[START OF EXCERPTED DATA]
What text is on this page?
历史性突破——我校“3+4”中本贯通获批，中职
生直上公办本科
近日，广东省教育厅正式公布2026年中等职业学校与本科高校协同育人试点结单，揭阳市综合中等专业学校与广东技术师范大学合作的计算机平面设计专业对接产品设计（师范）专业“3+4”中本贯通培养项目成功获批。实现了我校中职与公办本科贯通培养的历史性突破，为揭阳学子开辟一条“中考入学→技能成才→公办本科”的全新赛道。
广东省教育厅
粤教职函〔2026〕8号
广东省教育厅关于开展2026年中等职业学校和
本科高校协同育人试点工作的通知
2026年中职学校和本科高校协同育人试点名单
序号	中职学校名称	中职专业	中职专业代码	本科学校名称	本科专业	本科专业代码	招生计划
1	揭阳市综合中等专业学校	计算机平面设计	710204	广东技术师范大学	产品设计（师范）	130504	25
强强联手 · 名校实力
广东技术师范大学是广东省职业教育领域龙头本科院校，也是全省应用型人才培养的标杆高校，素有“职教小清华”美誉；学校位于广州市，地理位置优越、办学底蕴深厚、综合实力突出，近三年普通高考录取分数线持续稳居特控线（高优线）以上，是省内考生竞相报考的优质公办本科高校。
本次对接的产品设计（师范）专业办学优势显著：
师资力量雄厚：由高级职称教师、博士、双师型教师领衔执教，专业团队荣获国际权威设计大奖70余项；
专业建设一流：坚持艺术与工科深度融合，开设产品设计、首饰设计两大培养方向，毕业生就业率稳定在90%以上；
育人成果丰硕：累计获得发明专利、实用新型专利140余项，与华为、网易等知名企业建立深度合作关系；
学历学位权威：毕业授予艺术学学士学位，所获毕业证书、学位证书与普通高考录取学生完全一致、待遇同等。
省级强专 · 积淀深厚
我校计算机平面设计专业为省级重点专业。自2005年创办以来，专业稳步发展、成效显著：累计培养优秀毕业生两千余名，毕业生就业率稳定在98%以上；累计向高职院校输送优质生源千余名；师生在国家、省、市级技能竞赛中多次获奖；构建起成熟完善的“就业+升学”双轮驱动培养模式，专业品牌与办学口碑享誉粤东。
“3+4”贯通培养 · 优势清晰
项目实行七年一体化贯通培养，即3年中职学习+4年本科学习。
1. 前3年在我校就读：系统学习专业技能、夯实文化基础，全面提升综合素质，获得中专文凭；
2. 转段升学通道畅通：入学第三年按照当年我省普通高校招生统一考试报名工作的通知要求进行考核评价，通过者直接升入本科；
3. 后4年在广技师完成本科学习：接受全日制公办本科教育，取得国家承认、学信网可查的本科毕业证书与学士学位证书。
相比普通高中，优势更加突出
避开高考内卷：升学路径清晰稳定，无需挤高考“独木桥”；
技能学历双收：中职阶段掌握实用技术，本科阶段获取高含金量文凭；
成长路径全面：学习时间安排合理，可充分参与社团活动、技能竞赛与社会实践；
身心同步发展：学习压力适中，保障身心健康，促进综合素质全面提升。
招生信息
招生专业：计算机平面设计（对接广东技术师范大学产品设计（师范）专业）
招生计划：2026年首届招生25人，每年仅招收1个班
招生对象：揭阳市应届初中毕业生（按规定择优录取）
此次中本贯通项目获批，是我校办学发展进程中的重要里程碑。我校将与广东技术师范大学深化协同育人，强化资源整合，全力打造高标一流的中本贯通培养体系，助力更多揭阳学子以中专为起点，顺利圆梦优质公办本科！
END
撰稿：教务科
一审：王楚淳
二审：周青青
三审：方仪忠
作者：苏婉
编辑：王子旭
[END OF EXCERPTED DATA]
Every line of the records that includes the word "招生计划" should be gathered.

序号	中职学校名称	中职专业	中职专业代码	本科学校名称	本科专业	本科专业代码	招生计划
招生计划：2026年首届招生25人，每年仅招收1个班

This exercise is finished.